## GOAL
Without the pictures, reproduce the records that follow exactly.
━━━━━━━━━━━━━━━━━━━━━━━━━━━━━━
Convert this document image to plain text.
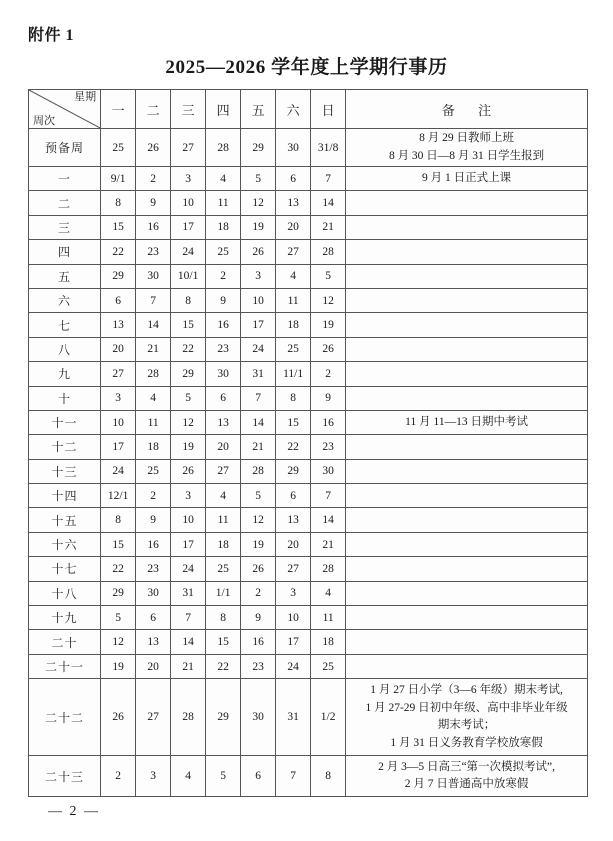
附件 1
2025—2026 学年度上学期行事历
星期
周次	一	二	三	四	五	六	日	备 注
预备周	25	26	27	28	29	30	31/8	8 月 29 日教师上班
8 月 30 日—8 月 31 日学生报到

一	9/1	2	3	4	5	6	7	9 月 1 日正式上课

二	8	9	10	11	12	13	14	
三	15	16	17	18	19	20	21	
四	22	23	24	25	26	27	28	
五	29	30	10/1	2	3	4	5	
六	6	7	8	9	10	11	12	
七	13	14	15	16	17	18	19	
八	20	21	22	23	24	25	26	
九	27	28	29	30	31	11/1	2	
十	3	4	5	6	7	8	9	
十一	10	11	12	13	14	15	16	11 月 11—13 日期中考试

十二	17	18	19	20	21	22	23	
十三	24	25	26	27	28	29	30	
十四	12/1	2	3	4	5	6	7	
十五	8	9	10	11	12	13	14	
十六	15	16	17	18	19	20	21	
十七	22	23	24	25	26	27	28	
十八	29	30	31	1/1	2	3	4	
十九	5	6	7	8	9	10	11	
二十	12	13	14	15	16	17	18	
二十一	19	20	21	22	23	24	25	
二十二	26	27	28	29	30	31	1/2	1 月 27 日小学（3—6 年级）期末考试,
1 月 27-29 日初中年级、高中非毕业年级
期末考试；
1 月 31 日义务教育学校放寒假

二十三	2	3	4	5	6	7	8	2 月 3—5 日高三“第一次模拟考试”,
2 月 7 日普通高中放寒假
— 2 —
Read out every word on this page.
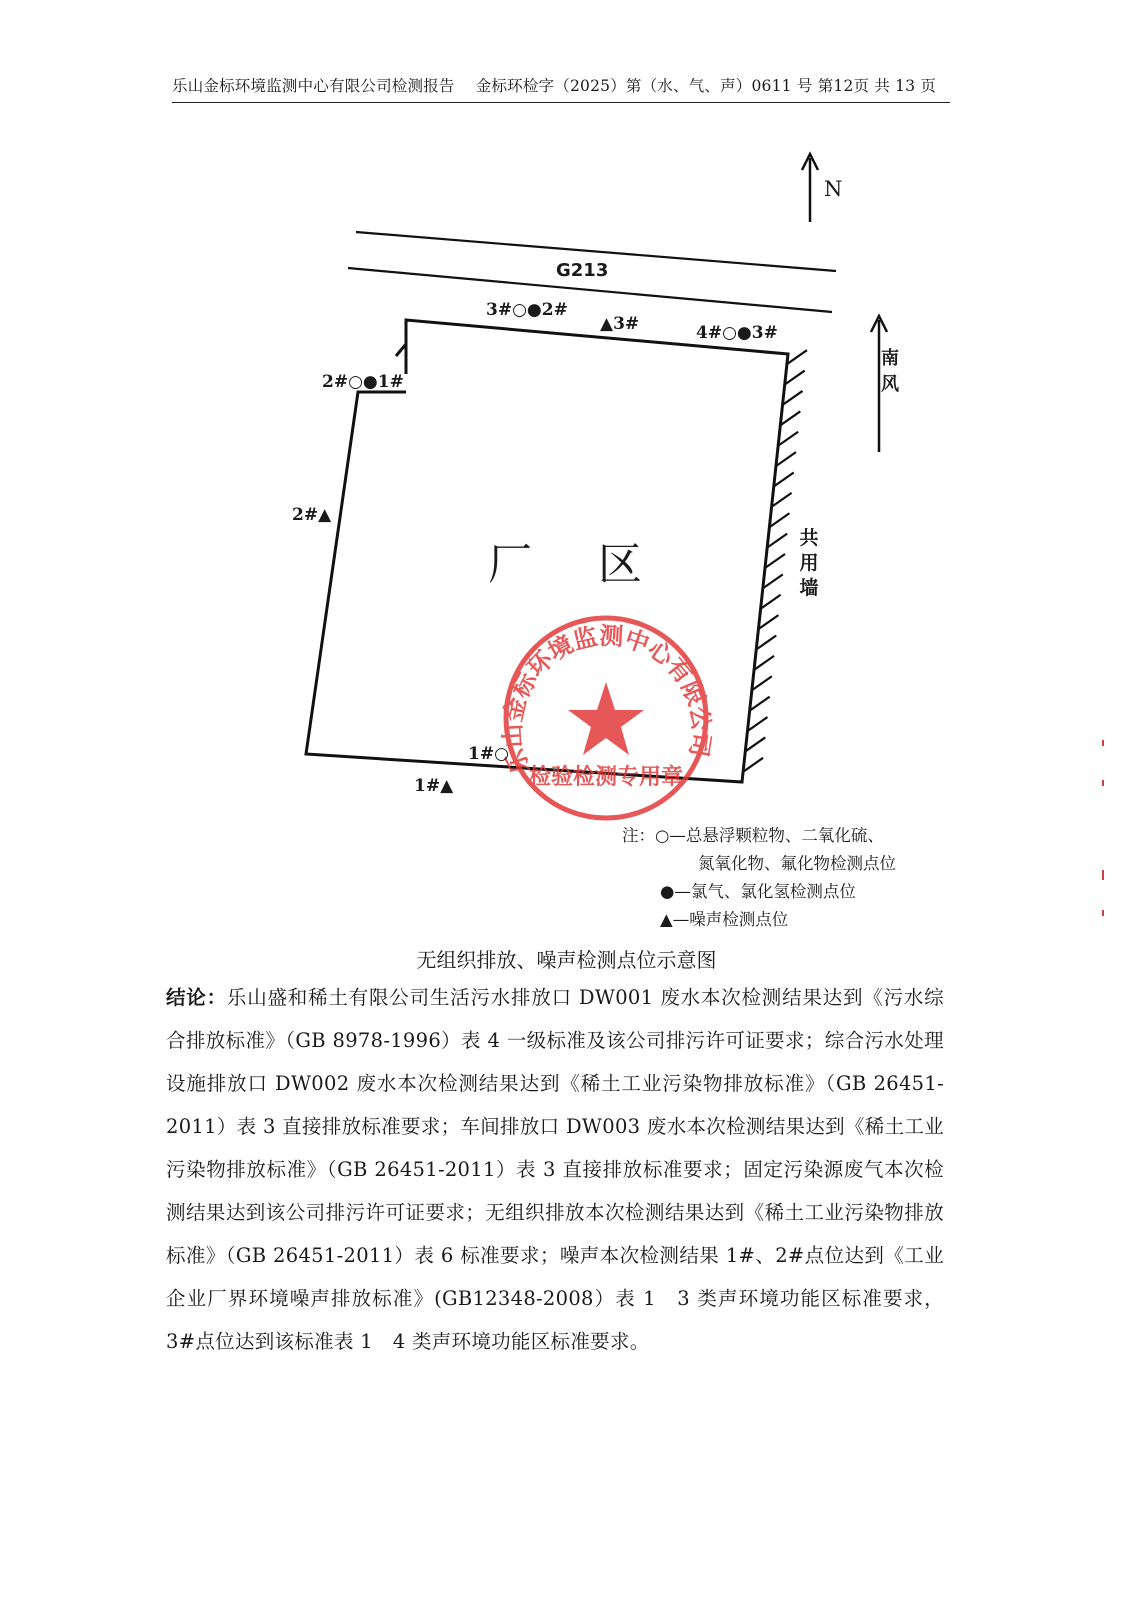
乐山金标环境监测中心有限公司检测报告 金标环检字（2025）第（水、气、声）0611 号 第12页 共 13 页
乐山金标环境监测中心有限公司
检验检测专用章
N
G213
南风
厂 区
共用墙
3#○●2#
▲3#	4#○●3#
2#○●1#
2#▲
1#○
1#▲
注：○—总悬浮颗粒物、二氧化硫、
氮氧化物、氟化物检测点位
●—氯气、氯化氢检测点位
▲—噪声检测点位
无组织排放、噪声检测点位示意图
结论：乐山盛和稀土有限公司生活污水排放口 DW001 废水本次检测结果达到《污水综合排放标准》（GB 8978-1996）表 4 一级标准及该公司排污许可证要求；综合污水处理设施排放口 DW002 废水本次检测结果达到《稀土工业污染物排放标准》（GB 26451-2011）表 3 直接排放标准要求；车间排放口 DW003 废水本次检测结果达到《稀土工业污染物排放标准》（GB 26451-2011）表 3 直接排放标准要求；固定污染源废气本次检测结果达到该公司排污许可证要求；无组织排放本次检测结果达到《稀土工业污染物排放标准》（GB 26451-2011）表 6 标准要求；噪声本次检测结果 1#、2#点位达到《工业企业厂界环境噪声排放标准》(GB12348-2008）表 1　3 类声环境功能区标准要求，3#点位达到该标准表 1　4 类声环境功能区标准要求。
━━━━━━━━━━━━━━━━━━━━━━━━━━━━━━
## EXPECTED OUTPUT
Convert this document image to plain text.
附件 1
2025—2026 学年度上学期行事历
星期
周次	一	二	三	四	五	六	日	备 注
预备周	25	26	27	28	29	30	31/8	8 月 29 日教师上班
8 月 30 日—8 月 31 日学生报到

一	9/1	2	3	4	5	6	7	9 月 1 日正式上课

二	8	9	10	11	12	13	14	
三	15	16	17	18	19	20	21	
四	22	23	24	25	26	27	28	
五	29	30	10/1	2	3	4	5	
六	6	7	8	9	10	11	12	
七	13	14	15	16	17	18	19	
八	20	21	22	23	24	25	26	
九	27	28	29	30	31	11/1	2	
十	3	4	5	6	7	8	9	
十一	10	11	12	13	14	15	16	11 月 11—13 日期中考试

十二	17	18	19	20	21	22	23	
十三	24	25	26	27	28	29	30	
十四	12/1	2	3	4	5	6	7	
十五	8	9	10	11	12	13	14	
十六	15	16	17	18	19	20	21	
十七	22	23	24	25	26	27	28	
十八	29	30	31	1/1	2	3	4	
十九	5	6	7	8	9	10	11	
二十	12	13	14	15	16	17	18	
二十一	19	20	21	22	23	24	25	
二十二	26	27	28	29	30	31	1/2	1 月 27 日小学（3—6 年级）期末考试,
1 月 27-29 日初中年级、高中非毕业年级
期末考试；
1 月 31 日义务教育学校放寒假

二十三	2	3	4	5	6	7	8	2 月 3—5 日高三“第一次模拟考试”,
2 月 7 日普通高中放寒假
— 2 —
Read out every word on this page.
乐山金标环境监测中心有限公司检测报告 金标环检字（2025）第（水、气、声）0611 号 第12页 共 13 页
乐山金标环境监测中心有限公司
检验检测专用章
N
G213
南风
厂 区
共用墙
3#○●2#
▲3#	4#○●3#
2#○●1#
2#▲
1#○
1#▲
注：○—总悬浮颗粒物、二氧化硫、
氮氧化物、氟化物检测点位
●—氯气、氯化氢检测点位
▲—噪声检测点位
无组织排放、噪声检测点位示意图
结论：乐山盛和稀土有限公司生活污水排放口 DW001 废水本次检测结果达到《污水综合排放标准》（GB 8978-1996）表 4 一级标准及该公司排污许可证要求；综合污水处理设施排放口 DW002 废水本次检测结果达到《稀土工业污染物排放标准》（GB 26451-2011）表 3 直接排放标准要求；车间排放口 DW003 废水本次检测结果达到《稀土工业污染物排放标准》（GB 26451-2011）表 3 直接排放标准要求；固定污染源废气本次检测结果达到该公司排污许可证要求；无组织排放本次检测结果达到《稀土工业污染物排放标准》（GB 26451-2011）表 6 标准要求；噪声本次检测结果 1#、2#点位达到《工业企业厂界环境噪声排放标准》(GB12348-2008）表 1　3 类声环境功能区标准要求，3#点位达到该标准表 1　4 类声环境功能区标准要求。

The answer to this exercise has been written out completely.